>>>
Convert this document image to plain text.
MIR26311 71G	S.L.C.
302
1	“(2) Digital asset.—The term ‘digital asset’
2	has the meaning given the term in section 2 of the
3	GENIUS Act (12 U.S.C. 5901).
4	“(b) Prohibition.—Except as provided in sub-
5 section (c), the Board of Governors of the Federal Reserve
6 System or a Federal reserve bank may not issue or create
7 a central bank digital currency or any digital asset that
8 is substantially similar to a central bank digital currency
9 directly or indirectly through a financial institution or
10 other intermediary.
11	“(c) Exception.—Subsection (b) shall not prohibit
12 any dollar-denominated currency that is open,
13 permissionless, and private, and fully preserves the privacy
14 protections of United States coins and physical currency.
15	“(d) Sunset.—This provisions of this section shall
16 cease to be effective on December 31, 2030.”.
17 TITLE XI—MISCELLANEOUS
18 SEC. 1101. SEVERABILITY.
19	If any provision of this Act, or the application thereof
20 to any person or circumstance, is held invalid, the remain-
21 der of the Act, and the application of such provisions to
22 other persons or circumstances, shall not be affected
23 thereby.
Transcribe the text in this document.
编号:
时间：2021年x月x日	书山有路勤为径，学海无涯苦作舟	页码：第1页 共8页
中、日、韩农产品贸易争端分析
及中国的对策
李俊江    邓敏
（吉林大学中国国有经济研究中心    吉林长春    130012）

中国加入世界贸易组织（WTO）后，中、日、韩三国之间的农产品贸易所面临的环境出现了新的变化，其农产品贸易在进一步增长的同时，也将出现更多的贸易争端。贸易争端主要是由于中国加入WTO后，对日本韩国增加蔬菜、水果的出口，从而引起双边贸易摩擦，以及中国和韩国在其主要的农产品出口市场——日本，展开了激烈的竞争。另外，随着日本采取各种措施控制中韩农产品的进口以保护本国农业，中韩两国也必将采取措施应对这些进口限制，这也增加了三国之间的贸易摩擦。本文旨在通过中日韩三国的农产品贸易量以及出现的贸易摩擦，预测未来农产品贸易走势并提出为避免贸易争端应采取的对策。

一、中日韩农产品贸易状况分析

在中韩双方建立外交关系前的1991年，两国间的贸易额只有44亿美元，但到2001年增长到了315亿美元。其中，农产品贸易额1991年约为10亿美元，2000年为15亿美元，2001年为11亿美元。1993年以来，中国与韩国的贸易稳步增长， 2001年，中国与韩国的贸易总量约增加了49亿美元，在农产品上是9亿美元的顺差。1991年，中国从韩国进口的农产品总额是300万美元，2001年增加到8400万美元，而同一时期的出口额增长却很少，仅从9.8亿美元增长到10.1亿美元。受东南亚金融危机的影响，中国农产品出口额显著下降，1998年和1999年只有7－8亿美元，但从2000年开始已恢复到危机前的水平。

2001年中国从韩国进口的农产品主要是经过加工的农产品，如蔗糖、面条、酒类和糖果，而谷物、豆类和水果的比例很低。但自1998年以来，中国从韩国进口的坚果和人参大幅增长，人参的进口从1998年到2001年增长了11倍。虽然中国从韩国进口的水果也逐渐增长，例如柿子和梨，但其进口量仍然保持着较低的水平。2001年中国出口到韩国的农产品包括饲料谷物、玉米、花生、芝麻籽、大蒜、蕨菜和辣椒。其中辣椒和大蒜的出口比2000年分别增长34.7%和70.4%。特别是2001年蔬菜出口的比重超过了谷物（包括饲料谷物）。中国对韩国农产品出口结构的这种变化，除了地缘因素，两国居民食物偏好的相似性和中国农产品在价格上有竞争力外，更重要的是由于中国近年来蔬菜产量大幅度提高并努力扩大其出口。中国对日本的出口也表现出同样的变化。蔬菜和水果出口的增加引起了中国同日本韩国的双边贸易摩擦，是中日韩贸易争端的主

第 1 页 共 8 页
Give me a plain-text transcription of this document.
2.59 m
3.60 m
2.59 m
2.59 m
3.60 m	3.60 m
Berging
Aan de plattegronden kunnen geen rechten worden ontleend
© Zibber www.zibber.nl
<<<
= Set exercise =
Where a line in the entries holds "text", copy that line.

= The answer =
Convert this document image to plain text.
Transcribe the text in this document.
Give me a plain-text transcription of this document.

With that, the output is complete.